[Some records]
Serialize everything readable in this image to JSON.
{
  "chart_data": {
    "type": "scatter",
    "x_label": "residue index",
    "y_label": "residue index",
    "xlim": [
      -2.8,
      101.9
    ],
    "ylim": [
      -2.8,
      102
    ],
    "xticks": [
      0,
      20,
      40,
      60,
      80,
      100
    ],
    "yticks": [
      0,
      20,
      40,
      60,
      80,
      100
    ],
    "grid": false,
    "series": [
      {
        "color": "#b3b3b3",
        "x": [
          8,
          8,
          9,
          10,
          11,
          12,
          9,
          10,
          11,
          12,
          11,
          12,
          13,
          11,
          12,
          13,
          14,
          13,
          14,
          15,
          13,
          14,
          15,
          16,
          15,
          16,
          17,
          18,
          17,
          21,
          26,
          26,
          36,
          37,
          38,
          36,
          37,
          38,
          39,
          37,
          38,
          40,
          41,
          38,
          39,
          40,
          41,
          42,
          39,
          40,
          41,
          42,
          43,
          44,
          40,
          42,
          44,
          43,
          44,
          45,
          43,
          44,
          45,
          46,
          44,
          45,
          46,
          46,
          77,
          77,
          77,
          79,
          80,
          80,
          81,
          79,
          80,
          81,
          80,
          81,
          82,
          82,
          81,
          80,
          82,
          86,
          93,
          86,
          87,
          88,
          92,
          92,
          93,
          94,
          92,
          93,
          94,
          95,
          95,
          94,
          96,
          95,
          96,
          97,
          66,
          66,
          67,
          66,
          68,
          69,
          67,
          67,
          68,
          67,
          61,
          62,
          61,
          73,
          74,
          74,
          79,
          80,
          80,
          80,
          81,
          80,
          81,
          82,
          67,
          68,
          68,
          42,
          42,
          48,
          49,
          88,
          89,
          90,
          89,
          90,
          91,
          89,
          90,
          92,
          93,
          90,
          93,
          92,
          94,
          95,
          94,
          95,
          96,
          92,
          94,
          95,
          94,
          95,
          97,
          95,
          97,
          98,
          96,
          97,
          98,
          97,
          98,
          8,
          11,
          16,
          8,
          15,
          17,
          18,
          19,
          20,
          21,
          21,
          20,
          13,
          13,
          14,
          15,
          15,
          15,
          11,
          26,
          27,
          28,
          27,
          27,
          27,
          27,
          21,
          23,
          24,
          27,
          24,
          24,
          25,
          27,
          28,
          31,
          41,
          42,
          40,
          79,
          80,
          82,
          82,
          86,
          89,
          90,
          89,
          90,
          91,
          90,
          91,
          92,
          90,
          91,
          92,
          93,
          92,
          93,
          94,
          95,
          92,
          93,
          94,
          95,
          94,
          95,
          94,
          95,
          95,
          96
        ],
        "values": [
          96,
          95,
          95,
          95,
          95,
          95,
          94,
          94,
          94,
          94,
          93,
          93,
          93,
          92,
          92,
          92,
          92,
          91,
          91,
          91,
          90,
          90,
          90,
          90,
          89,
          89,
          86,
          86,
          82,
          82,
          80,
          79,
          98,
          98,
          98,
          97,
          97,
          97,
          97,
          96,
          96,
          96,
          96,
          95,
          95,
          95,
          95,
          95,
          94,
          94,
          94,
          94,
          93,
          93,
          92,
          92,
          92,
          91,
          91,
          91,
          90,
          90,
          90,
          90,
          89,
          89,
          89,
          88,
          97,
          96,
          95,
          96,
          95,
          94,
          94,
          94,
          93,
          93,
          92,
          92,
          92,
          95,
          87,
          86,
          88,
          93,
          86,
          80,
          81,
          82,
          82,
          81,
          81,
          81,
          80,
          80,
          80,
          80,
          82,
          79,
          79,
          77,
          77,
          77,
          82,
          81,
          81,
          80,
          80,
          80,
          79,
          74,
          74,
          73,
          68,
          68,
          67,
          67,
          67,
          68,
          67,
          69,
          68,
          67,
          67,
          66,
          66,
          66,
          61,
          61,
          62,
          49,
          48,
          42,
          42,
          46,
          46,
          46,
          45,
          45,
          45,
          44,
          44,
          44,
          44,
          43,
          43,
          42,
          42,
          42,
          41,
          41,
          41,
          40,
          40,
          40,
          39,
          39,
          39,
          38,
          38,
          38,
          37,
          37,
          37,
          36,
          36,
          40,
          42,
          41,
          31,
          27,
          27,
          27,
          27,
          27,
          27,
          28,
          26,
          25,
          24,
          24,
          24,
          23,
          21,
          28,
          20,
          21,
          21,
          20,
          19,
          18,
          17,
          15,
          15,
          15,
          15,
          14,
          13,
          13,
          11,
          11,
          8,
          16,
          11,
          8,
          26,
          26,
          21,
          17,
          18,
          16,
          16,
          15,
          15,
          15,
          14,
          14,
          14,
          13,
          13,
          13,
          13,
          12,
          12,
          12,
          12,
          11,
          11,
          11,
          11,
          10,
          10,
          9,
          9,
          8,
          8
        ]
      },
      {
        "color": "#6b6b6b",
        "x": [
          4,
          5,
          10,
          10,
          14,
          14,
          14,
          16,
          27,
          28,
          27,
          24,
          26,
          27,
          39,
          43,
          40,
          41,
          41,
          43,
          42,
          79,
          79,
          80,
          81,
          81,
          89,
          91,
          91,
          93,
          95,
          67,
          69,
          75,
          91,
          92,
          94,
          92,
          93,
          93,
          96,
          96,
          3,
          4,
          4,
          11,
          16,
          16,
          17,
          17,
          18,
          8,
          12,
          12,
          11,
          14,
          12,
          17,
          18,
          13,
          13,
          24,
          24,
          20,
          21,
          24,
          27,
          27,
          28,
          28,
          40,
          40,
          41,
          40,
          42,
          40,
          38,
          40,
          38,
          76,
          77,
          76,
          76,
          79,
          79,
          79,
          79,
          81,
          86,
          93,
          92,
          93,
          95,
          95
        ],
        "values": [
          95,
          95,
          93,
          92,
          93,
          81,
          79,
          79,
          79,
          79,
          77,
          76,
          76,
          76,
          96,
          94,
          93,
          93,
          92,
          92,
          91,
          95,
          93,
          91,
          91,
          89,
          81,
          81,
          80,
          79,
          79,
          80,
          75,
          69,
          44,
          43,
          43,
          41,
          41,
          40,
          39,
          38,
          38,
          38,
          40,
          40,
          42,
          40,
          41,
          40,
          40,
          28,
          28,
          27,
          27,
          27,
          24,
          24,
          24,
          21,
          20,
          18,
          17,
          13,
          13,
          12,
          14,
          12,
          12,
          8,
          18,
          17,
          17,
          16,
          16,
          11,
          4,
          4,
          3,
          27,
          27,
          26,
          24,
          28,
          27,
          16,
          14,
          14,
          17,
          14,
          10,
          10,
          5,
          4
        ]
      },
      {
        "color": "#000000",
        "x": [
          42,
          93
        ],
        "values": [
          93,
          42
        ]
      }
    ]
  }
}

Objective
Count each line of the data where the word "residue" appears, then reply with the total only.

Final result
2